THE EXERCISE:
Extract every entry word for word.

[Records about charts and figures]
---

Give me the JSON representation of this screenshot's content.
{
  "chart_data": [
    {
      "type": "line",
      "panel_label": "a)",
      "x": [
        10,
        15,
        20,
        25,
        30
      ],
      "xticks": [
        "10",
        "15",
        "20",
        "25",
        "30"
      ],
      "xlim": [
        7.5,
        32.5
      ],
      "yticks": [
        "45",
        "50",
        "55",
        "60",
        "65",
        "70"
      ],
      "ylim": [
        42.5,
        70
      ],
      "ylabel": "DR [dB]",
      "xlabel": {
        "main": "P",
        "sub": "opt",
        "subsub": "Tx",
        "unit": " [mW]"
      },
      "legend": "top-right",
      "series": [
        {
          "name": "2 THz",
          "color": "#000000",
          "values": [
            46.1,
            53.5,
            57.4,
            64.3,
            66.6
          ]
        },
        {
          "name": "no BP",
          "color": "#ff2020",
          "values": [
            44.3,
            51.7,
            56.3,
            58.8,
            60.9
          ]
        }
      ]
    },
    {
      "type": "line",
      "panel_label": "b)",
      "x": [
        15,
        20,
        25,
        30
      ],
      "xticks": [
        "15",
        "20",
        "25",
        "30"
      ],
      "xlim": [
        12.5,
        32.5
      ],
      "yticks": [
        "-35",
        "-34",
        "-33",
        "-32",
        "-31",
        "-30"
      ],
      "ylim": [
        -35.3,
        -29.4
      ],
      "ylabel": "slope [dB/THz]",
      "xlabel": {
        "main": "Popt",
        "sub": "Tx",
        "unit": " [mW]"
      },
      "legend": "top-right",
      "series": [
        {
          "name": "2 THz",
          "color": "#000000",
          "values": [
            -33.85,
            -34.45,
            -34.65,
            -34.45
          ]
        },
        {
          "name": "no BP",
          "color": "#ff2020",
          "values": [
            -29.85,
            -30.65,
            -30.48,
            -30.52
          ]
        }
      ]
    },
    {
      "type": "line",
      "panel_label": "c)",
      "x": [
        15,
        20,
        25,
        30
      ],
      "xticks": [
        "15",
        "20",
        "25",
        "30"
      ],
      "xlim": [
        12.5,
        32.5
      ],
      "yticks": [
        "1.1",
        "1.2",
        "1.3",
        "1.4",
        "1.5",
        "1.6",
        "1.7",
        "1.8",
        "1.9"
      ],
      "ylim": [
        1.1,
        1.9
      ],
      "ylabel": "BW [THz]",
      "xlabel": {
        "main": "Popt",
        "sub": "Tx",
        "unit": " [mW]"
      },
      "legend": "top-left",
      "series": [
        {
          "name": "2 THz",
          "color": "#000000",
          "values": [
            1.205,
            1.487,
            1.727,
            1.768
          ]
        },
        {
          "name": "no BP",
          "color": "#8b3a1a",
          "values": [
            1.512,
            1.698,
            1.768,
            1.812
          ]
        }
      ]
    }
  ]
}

---

WORKED ANSWER:
Give me the JSON representation of this screenshot's content.
{
  "chart_data": [
    {
      "type": "line",
      "panel_label": "a)",
      "x": [
        10,
        15,
        20,
        25,
        30
      ],
      "xticks": [
        "10",
        "15",
        "20",
        "25",
        "30"
      ],
      "xlim": [
        7.5,
        32.5
      ],
      "yticks": [
        "45",
        "50",
        "55",
        "60",
        "65",
        "70"
      ],
      "ylim": [
        42.5,
        70
      ],
      "ylabel": "DR [dB]",
      "xlabel": {
        "main": "P",
        "sub": "opt",
        "subsub": "Tx",
        "unit": " [mW]"
      },
      "legend": "top-right",
      "series": [
        {
          "name": "2 THz",
          "color": "#000000",
          "values": [
            46.1,
            53.5,
            57.4,
            64.3,
            66.6
          ]
        },
        {
          "name": "no BP",
          "color": "#ff2020",
          "values": [
            44.3,
            51.7,
            56.3,
            58.8,
            60.9
          ]
        }
      ]
    },
    {
      "type": "line",
      "panel_label": "b)",
      "x": [
        15,
        20,
        25,
        30
      ],
      "xticks": [
        "15",
        "20",
        "25",
        "30"
      ],
      "xlim": [
        12.5,
        32.5
      ],
      "yticks": [
        "-35",
        "-34",
        "-33",
        "-32",
        "-31",
        "-30"
      ],
      "ylim": [
        -35.3,
        -29.4
      ],
      "ylabel": "slope [dB/THz]",
      "xlabel": {
        "main": "Popt",
        "sub": "Tx",
        "unit": " [mW]"
      },
      "legend": "top-right",
      "series": [
        {
          "name": "2 THz",
          "color": "#000000",
          "values": [
            -33.85,
            -34.45,
            -34.65,
            -34.45
          ]
        },
        {
          "name": "no BP",
          "color": "#ff2020",
          "values": [
            -29.85,
            -30.65,
            -30.48,
            -30.52
          ]
        }
      ]
    },
    {
      "type": "line",
      "panel_label": "c)",
      "x": [
        15,
        20,
        25,
        30
      ],
      "xticks": [
        "15",
        "20",
        "25",
        "30"
      ],
      "xlim": [
        12.5,
        32.5
      ],
      "yticks": [
        "1.1",
        "1.2",
        "1.3",
        "1.4",
        "1.5",
        "1.6",
        "1.7",
        "1.8",
        "1.9"
      ],
      "ylim": [
        1.1,
        1.9
      ],
      "ylabel": "BW [THz]",
      "xlabel": {
        "main": "Popt",
        "sub": "Tx",
        "unit": " [mW]"
      },
      "legend": "top-left",
      "series": [
        {
          "name": "2 THz",
          "color": "#000000",
          "values": [
            1.205,
            1.487,
            1.727,
            1.768
          ]
        },
        {
          "name": "no BP",
          "color": "#8b3a1a",
          "values": [
            1.512,
            1.698,
            1.768,
            1.812
          ]
        }
      ]
    }
  ]
}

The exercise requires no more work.